Will you give the material below again, every line exactly as it is?
☆ ☆ ☆
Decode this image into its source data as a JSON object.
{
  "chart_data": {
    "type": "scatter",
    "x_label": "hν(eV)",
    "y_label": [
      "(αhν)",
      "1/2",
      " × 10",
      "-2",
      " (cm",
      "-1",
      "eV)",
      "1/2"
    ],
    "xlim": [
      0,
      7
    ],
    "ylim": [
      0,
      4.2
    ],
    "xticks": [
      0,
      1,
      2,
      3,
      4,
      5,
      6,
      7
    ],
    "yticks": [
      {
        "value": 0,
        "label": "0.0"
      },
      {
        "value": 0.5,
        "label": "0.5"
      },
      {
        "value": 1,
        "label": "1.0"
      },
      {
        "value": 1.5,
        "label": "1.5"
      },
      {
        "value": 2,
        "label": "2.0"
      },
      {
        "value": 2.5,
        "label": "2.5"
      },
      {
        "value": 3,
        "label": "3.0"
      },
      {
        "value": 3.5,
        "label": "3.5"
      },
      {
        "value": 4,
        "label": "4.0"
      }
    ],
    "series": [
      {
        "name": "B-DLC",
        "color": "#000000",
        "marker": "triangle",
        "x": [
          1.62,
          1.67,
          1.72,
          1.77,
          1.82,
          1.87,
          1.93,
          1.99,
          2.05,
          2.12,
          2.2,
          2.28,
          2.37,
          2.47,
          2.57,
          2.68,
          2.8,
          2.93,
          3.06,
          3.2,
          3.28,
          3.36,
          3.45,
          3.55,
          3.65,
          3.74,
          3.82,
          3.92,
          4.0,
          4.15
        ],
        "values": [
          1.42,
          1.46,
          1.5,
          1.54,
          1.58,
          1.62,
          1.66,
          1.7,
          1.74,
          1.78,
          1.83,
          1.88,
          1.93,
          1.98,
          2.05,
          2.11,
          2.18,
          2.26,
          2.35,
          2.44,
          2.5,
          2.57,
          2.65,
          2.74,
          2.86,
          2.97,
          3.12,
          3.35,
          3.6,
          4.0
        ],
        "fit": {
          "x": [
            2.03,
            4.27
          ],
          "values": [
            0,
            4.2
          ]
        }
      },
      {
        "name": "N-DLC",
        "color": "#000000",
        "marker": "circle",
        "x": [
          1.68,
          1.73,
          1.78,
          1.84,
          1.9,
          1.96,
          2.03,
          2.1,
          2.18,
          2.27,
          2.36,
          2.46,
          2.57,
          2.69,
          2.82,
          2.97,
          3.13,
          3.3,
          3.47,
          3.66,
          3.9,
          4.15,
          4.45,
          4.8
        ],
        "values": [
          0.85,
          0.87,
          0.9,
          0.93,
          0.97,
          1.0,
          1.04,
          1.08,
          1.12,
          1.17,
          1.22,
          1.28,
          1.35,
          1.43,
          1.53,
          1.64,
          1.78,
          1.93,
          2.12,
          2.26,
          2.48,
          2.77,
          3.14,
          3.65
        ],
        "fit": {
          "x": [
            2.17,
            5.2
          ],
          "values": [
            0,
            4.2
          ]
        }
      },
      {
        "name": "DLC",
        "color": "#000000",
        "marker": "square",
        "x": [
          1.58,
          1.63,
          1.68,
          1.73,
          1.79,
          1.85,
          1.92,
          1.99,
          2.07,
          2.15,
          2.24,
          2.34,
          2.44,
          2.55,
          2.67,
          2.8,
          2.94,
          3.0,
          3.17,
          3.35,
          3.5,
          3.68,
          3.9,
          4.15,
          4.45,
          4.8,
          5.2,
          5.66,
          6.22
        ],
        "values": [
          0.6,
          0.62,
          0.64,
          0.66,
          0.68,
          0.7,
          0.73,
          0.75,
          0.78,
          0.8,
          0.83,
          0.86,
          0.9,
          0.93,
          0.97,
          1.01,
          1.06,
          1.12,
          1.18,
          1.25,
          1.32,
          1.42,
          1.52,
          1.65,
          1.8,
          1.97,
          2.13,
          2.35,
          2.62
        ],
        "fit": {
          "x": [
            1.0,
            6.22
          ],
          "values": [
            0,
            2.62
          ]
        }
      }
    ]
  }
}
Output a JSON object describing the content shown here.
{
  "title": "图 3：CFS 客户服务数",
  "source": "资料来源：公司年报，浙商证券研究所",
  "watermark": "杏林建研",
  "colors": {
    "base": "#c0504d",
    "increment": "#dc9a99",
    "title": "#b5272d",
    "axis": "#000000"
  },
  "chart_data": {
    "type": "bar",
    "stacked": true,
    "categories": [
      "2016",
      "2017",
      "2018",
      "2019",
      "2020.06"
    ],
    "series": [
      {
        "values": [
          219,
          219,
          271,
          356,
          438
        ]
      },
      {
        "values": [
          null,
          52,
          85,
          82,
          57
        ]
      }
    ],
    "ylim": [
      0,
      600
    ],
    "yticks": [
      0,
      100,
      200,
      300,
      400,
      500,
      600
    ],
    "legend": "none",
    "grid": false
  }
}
☆ ☆ ☆
— TASK SOLUTION —
Decode this image into its source data as a JSON object.
{
  "chart_data": {
    "type": "scatter",
    "x_label": "hν(eV)",
    "y_label": [
      "(αhν)",
      "1/2",
      " × 10",
      "-2",
      " (cm",
      "-1",
      "eV)",
      "1/2"
    ],
    "xlim": [
      0,
      7
    ],
    "ylim": [
      0,
      4.2
    ],
    "xticks": [
      0,
      1,
      2,
      3,
      4,
      5,
      6,
      7
    ],
    "yticks": [
      {
        "value": 0,
        "label": "0.0"
      },
      {
        "value": 0.5,
        "label": "0.5"
      },
      {
        "value": 1,
        "label": "1.0"
      },
      {
        "value": 1.5,
        "label": "1.5"
      },
      {
        "value": 2,
        "label": "2.0"
      },
      {
        "value": 2.5,
        "label": "2.5"
      },
      {
        "value": 3,
        "label": "3.0"
      },
      {
        "value": 3.5,
        "label": "3.5"
      },
      {
        "value": 4,
        "label": "4.0"
      }
    ],
    "series": [
      {
        "name": "B-DLC",
        "color": "#000000",
        "marker": "triangle",
        "x": [
          1.62,
          1.67,
          1.72,
          1.77,
          1.82,
          1.87,
          1.93,
          1.99,
          2.05,
          2.12,
          2.2,
          2.28,
          2.37,
          2.47,
          2.57,
          2.68,
          2.8,
          2.93,
          3.06,
          3.2,
          3.28,
          3.36,
          3.45,
          3.55,
          3.65,
          3.74,
          3.82,
          3.92,
          4.0,
          4.15
        ],
        "values": [
          1.42,
          1.46,
          1.5,
          1.54,
          1.58,
          1.62,
          1.66,
          1.7,
          1.74,
          1.78,
          1.83,
          1.88,
          1.93,
          1.98,
          2.05,
          2.11,
          2.18,
          2.26,
          2.35,
          2.44,
          2.5,
          2.57,
          2.65,
          2.74,
          2.86,
          2.97,
          3.12,
          3.35,
          3.6,
          4.0
        ],
        "fit": {
          "x": [
            2.03,
            4.27
          ],
          "values": [
            0,
            4.2
          ]
        }
      },
      {
        "name": "N-DLC",
        "color": "#000000",
        "marker": "circle",
        "x": [
          1.68,
          1.73,
          1.78,
          1.84,
          1.9,
          1.96,
          2.03,
          2.1,
          2.18,
          2.27,
          2.36,
          2.46,
          2.57,
          2.69,
          2.82,
          2.97,
          3.13,
          3.3,
          3.47,
          3.66,
          3.9,
          4.15,
          4.45,
          4.8
        ],
        "values": [
          0.85,
          0.87,
          0.9,
          0.93,
          0.97,
          1.0,
          1.04,
          1.08,
          1.12,
          1.17,
          1.22,
          1.28,
          1.35,
          1.43,
          1.53,
          1.64,
          1.78,
          1.93,
          2.12,
          2.26,
          2.48,
          2.77,
          3.14,
          3.65
        ],
        "fit": {
          "x": [
            2.17,
            5.2
          ],
          "values": [
            0,
            4.2
          ]
        }
      },
      {
        "name": "DLC",
        "color": "#000000",
        "marker": "square",
        "x": [
          1.58,
          1.63,
          1.68,
          1.73,
          1.79,
          1.85,
          1.92,
          1.99,
          2.07,
          2.15,
          2.24,
          2.34,
          2.44,
          2.55,
          2.67,
          2.8,
          2.94,
          3.0,
          3.17,
          3.35,
          3.5,
          3.68,
          3.9,
          4.15,
          4.45,
          4.8,
          5.2,
          5.66,
          6.22
        ],
        "values": [
          0.6,
          0.62,
          0.64,
          0.66,
          0.68,
          0.7,
          0.73,
          0.75,
          0.78,
          0.8,
          0.83,
          0.86,
          0.9,
          0.93,
          0.97,
          1.01,
          1.06,
          1.12,
          1.18,
          1.25,
          1.32,
          1.42,
          1.52,
          1.65,
          1.8,
          1.97,
          2.13,
          2.35,
          2.62
        ],
        "fit": {
          "x": [
            1.0,
            6.22
          ],
          "values": [
            0,
            2.62
          ]
        }
      }
    ]
  }
}
Output a JSON object describing the content shown here.
{
  "title": "图 3：CFS 客户服务数",
  "source": "资料来源：公司年报，浙商证券研究所",
  "watermark": "杏林建研",
  "colors": {
    "base": "#c0504d",
    "increment": "#dc9a99",
    "title": "#b5272d",
    "axis": "#000000"
  },
  "chart_data": {
    "type": "bar",
    "stacked": true,
    "categories": [
      "2016",
      "2017",
      "2018",
      "2019",
      "2020.06"
    ],
    "series": [
      {
        "values": [
          219,
          219,
          271,
          356,
          438
        ]
      },
      {
        "values": [
          null,
          52,
          85,
          82,
          57
        ]
      }
    ],
    "ylim": [
      0,
      600
    ],
    "yticks": [
      0,
      100,
      200,
      300,
      400,
      500,
      600
    ],
    "legend": "none",
    "grid": false
  }
}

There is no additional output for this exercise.